Dataset rows about figures:
((

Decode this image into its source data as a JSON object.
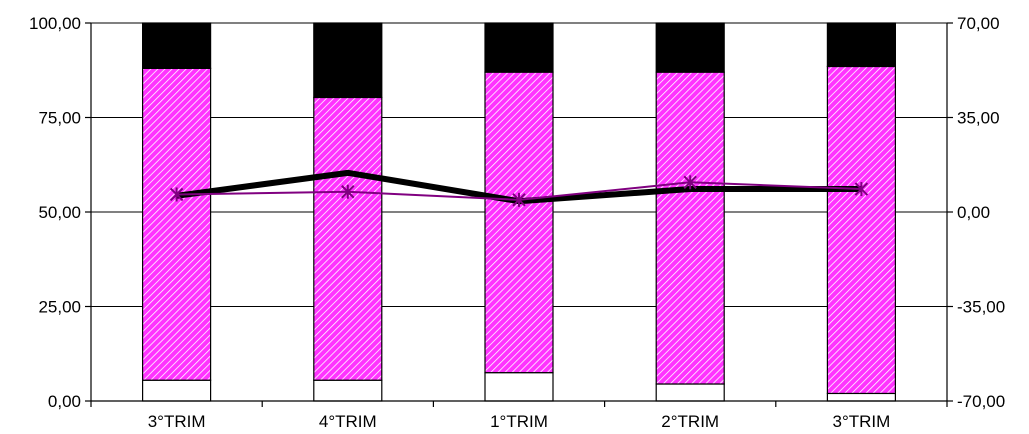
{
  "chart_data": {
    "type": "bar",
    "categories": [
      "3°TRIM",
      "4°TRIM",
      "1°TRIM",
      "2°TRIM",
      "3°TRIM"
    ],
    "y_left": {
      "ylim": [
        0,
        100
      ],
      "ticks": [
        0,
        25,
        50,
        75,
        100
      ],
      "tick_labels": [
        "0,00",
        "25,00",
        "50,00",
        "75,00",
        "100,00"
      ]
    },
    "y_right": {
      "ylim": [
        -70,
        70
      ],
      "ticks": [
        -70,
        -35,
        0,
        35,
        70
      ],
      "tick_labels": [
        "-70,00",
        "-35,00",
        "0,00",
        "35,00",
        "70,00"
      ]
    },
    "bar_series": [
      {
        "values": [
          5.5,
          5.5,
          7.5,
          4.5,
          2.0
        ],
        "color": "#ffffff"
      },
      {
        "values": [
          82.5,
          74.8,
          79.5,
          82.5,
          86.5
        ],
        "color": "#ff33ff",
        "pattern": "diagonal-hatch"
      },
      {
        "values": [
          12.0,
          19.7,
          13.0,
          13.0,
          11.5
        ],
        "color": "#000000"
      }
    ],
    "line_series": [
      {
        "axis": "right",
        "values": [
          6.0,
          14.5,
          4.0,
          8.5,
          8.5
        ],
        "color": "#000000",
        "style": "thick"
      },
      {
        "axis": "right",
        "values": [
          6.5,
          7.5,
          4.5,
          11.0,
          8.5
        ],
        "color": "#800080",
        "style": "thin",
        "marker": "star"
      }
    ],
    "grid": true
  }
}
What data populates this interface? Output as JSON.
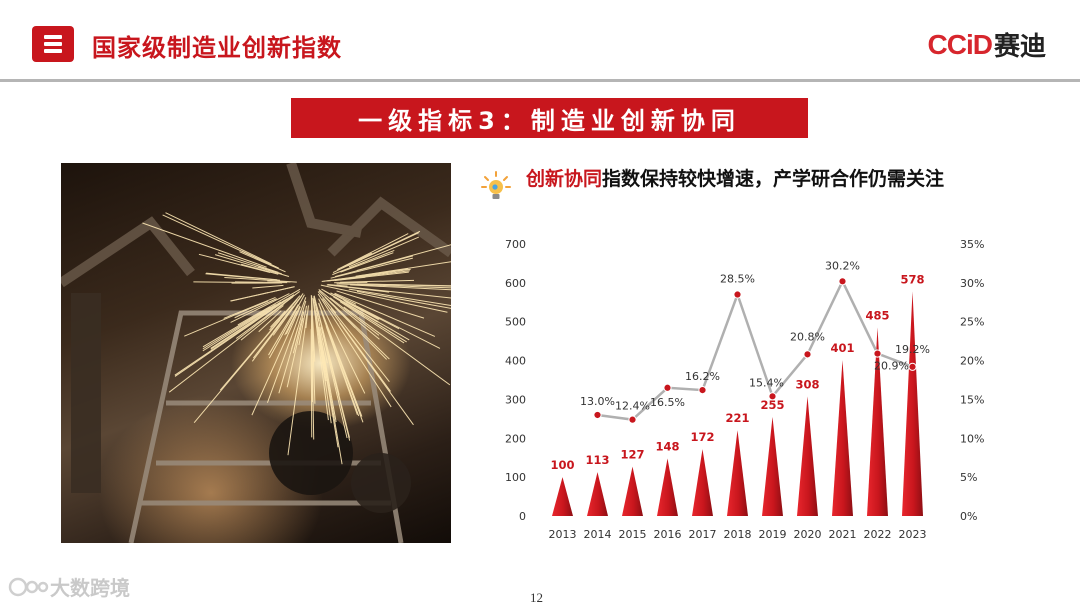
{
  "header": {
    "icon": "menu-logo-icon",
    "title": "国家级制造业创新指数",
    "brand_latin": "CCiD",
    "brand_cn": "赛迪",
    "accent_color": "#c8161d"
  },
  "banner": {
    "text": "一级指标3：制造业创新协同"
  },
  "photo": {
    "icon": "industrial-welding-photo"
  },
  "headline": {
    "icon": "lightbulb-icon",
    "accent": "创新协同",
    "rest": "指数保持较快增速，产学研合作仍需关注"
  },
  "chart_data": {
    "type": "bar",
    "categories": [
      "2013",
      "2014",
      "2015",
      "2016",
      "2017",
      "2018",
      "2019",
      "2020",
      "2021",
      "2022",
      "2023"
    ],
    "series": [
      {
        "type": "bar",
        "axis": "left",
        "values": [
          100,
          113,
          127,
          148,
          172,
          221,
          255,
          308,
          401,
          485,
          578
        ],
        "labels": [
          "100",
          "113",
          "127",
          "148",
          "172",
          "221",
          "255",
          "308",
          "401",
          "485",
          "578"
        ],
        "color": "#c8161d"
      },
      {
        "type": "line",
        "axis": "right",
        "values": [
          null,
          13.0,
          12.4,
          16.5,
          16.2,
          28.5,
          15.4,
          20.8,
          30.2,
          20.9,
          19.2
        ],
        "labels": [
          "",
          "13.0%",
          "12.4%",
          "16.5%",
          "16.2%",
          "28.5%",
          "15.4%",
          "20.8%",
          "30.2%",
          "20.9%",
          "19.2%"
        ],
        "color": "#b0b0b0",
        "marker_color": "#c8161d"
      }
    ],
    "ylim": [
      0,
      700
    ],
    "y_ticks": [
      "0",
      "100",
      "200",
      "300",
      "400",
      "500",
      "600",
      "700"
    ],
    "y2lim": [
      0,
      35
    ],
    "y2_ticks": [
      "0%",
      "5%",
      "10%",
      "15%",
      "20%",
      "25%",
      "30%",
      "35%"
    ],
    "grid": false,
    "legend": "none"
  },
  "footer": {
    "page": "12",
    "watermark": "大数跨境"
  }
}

))

- [Problem to work on] Retype each entry precisely. Skip images entirely.

- [Answer to the problem]
Decode this image into its source data as a JSON object.
{
  "chart_data": {
    "type": "bar",
    "categories": [
      "3°TRIM",
      "4°TRIM",
      "1°TRIM",
      "2°TRIM",
      "3°TRIM"
    ],
    "y_left": {
      "ylim": [
        0,
        100
      ],
      "ticks": [
        0,
        25,
        50,
        75,
        100
      ],
      "tick_labels": [
        "0,00",
        "25,00",
        "50,00",
        "75,00",
        "100,00"
      ]
    },
    "y_right": {
      "ylim": [
        -70,
        70
      ],
      "ticks": [
        -70,
        -35,
        0,
        35,
        70
      ],
      "tick_labels": [
        "-70,00",
        "-35,00",
        "0,00",
        "35,00",
        "70,00"
      ]
    },
    "bar_series": [
      {
        "values": [
          5.5,
          5.5,
          7.5,
          4.5,
          2.0
        ],
        "color": "#ffffff"
      },
      {
        "values": [
          82.5,
          74.8,
          79.5,
          82.5,
          86.5
        ],
        "color": "#ff33ff",
        "pattern": "diagonal-hatch"
      },
      {
        "values": [
          12.0,
          19.7,
          13.0,
          13.0,
          11.5
        ],
        "color": "#000000"
      }
    ],
    "line_series": [
      {
        "axis": "right",
        "values": [
          6.0,
          14.5,
          4.0,
          8.5,
          8.5
        ],
        "color": "#000000",
        "style": "thick"
      },
      {
        "axis": "right",
        "values": [
          6.5,
          7.5,
          4.5,
          11.0,
          8.5
        ],
        "color": "#800080",
        "style": "thin",
        "marker": "star"
      }
    ],
    "grid": true
  }
}
What data populates this interface? Output as JSON.
{
  "header": {
    "icon": "menu-logo-icon",
    "title": "国家级制造业创新指数",
    "brand_latin": "CCiD",
    "brand_cn": "赛迪",
    "accent_color": "#c8161d"
  },
  "banner": {
    "text": "一级指标3：制造业创新协同"
  },
  "photo": {
    "icon": "industrial-welding-photo"
  },
  "headline": {
    "icon": "lightbulb-icon",
    "accent": "创新协同",
    "rest": "指数保持较快增速，产学研合作仍需关注"
  },
  "chart_data": {
    "type": "bar",
    "categories": [
      "2013",
      "2014",
      "2015",
      "2016",
      "2017",
      "2018",
      "2019",
      "2020",
      "2021",
      "2022",
      "2023"
    ],
    "series": [
      {
        "type": "bar",
        "axis": "left",
        "values": [
          100,
          113,
          127,
          148,
          172,
          221,
          255,
          308,
          401,
          485,
          578
        ],
        "labels": [
          "100",
          "113",
          "127",
          "148",
          "172",
          "221",
          "255",
          "308",
          "401",
          "485",
          "578"
        ],
        "color": "#c8161d"
      },
      {
        "type": "line",
        "axis": "right",
        "values": [
          null,
          13.0,
          12.4,
          16.5,
          16.2,
          28.5,
          15.4,
          20.8,
          30.2,
          20.9,
          19.2
        ],
        "labels": [
          "",
          "13.0%",
          "12.4%",
          "16.5%",
          "16.2%",
          "28.5%",
          "15.4%",
          "20.8%",
          "30.2%",
          "20.9%",
          "19.2%"
        ],
        "color": "#b0b0b0",
        "marker_color": "#c8161d"
      }
    ],
    "ylim": [
      0,
      700
    ],
    "y_ticks": [
      "0",
      "100",
      "200",
      "300",
      "400",
      "500",
      "600",
      "700"
    ],
    "y2lim": [
      0,
      35
    ],
    "y2_ticks": [
      "0%",
      "5%",
      "10%",
      "15%",
      "20%",
      "25%",
      "30%",
      "35%"
    ],
    "grid": false,
    "legend": "none"
  },
  "footer": {
    "page": "12",
    "watermark": "大数跨境"
  }
}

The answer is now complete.